Work to be completed:
Return each entry exactly, with none missing.

Extracted information:

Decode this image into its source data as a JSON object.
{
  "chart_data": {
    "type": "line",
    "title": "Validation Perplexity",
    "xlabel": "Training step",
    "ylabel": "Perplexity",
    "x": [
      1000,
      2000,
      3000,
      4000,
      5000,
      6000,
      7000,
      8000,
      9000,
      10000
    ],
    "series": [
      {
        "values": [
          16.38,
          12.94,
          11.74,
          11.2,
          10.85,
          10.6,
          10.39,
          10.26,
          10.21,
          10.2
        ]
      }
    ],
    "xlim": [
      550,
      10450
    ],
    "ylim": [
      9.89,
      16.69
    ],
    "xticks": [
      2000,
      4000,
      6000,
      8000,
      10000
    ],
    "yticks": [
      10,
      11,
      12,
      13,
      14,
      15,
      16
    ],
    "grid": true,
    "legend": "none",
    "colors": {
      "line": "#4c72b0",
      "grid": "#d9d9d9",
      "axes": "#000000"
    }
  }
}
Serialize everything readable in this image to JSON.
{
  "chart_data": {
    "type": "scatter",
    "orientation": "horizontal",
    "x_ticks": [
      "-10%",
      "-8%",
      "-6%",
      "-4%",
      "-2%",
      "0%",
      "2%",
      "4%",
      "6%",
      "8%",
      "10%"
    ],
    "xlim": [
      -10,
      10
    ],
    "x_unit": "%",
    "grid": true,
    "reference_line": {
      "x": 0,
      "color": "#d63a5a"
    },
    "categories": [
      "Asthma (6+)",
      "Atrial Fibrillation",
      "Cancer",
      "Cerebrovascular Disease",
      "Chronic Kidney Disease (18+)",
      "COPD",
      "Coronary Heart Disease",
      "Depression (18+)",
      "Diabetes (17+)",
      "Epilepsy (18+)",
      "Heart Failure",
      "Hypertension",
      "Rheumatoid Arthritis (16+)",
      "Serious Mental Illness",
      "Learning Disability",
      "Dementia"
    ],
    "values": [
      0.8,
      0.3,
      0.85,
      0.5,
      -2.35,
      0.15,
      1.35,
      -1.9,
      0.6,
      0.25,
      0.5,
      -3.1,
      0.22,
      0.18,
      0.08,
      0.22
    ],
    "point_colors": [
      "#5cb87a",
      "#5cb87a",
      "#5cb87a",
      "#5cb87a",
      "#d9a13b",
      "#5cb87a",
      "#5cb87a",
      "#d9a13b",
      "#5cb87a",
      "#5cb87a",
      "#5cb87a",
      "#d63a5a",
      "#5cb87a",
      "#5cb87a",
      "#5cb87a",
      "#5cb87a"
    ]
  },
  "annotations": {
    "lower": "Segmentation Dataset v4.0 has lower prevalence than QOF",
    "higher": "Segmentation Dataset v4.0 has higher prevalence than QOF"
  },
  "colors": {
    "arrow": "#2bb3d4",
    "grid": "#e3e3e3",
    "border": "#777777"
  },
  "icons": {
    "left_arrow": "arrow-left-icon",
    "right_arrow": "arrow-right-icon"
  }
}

Completed exercise:
Decode this image into its source data as a JSON object.
{
  "chart_data": {
    "type": "line",
    "title": "Validation Perplexity",
    "xlabel": "Training step",
    "ylabel": "Perplexity",
    "x": [
      1000,
      2000,
      3000,
      4000,
      5000,
      6000,
      7000,
      8000,
      9000,
      10000
    ],
    "series": [
      {
        "values": [
          16.38,
          12.94,
          11.74,
          11.2,
          10.85,
          10.6,
          10.39,
          10.26,
          10.21,
          10.2
        ]
      }
    ],
    "xlim": [
      550,
      10450
    ],
    "ylim": [
      9.89,
      16.69
    ],
    "xticks": [
      2000,
      4000,
      6000,
      8000,
      10000
    ],
    "yticks": [
      10,
      11,
      12,
      13,
      14,
      15,
      16
    ],
    "grid": true,
    "legend": "none",
    "colors": {
      "line": "#4c72b0",
      "grid": "#d9d9d9",
      "axes": "#000000"
    }
  }
}
Serialize everything readable in this image to JSON.
{
  "chart_data": {
    "type": "scatter",
    "orientation": "horizontal",
    "x_ticks": [
      "-10%",
      "-8%",
      "-6%",
      "-4%",
      "-2%",
      "0%",
      "2%",
      "4%",
      "6%",
      "8%",
      "10%"
    ],
    "xlim": [
      -10,
      10
    ],
    "x_unit": "%",
    "grid": true,
    "reference_line": {
      "x": 0,
      "color": "#d63a5a"
    },
    "categories": [
      "Asthma (6+)",
      "Atrial Fibrillation",
      "Cancer",
      "Cerebrovascular Disease",
      "Chronic Kidney Disease (18+)",
      "COPD",
      "Coronary Heart Disease",
      "Depression (18+)",
      "Diabetes (17+)",
      "Epilepsy (18+)",
      "Heart Failure",
      "Hypertension",
      "Rheumatoid Arthritis (16+)",
      "Serious Mental Illness",
      "Learning Disability",
      "Dementia"
    ],
    "values": [
      0.8,
      0.3,
      0.85,
      0.5,
      -2.35,
      0.15,
      1.35,
      -1.9,
      0.6,
      0.25,
      0.5,
      -3.1,
      0.22,
      0.18,
      0.08,
      0.22
    ],
    "point_colors": [
      "#5cb87a",
      "#5cb87a",
      "#5cb87a",
      "#5cb87a",
      "#d9a13b",
      "#5cb87a",
      "#5cb87a",
      "#d9a13b",
      "#5cb87a",
      "#5cb87a",
      "#5cb87a",
      "#d63a5a",
      "#5cb87a",
      "#5cb87a",
      "#5cb87a",
      "#5cb87a"
    ]
  },
  "annotations": {
    "lower": "Segmentation Dataset v4.0 has lower prevalence than QOF",
    "higher": "Segmentation Dataset v4.0 has higher prevalence than QOF"
  },
  "colors": {
    "arrow": "#2bb3d4",
    "grid": "#e3e3e3",
    "border": "#777777"
  },
  "icons": {
    "left_arrow": "arrow-left-icon",
    "right_arrow": "arrow-right-icon"
  }
}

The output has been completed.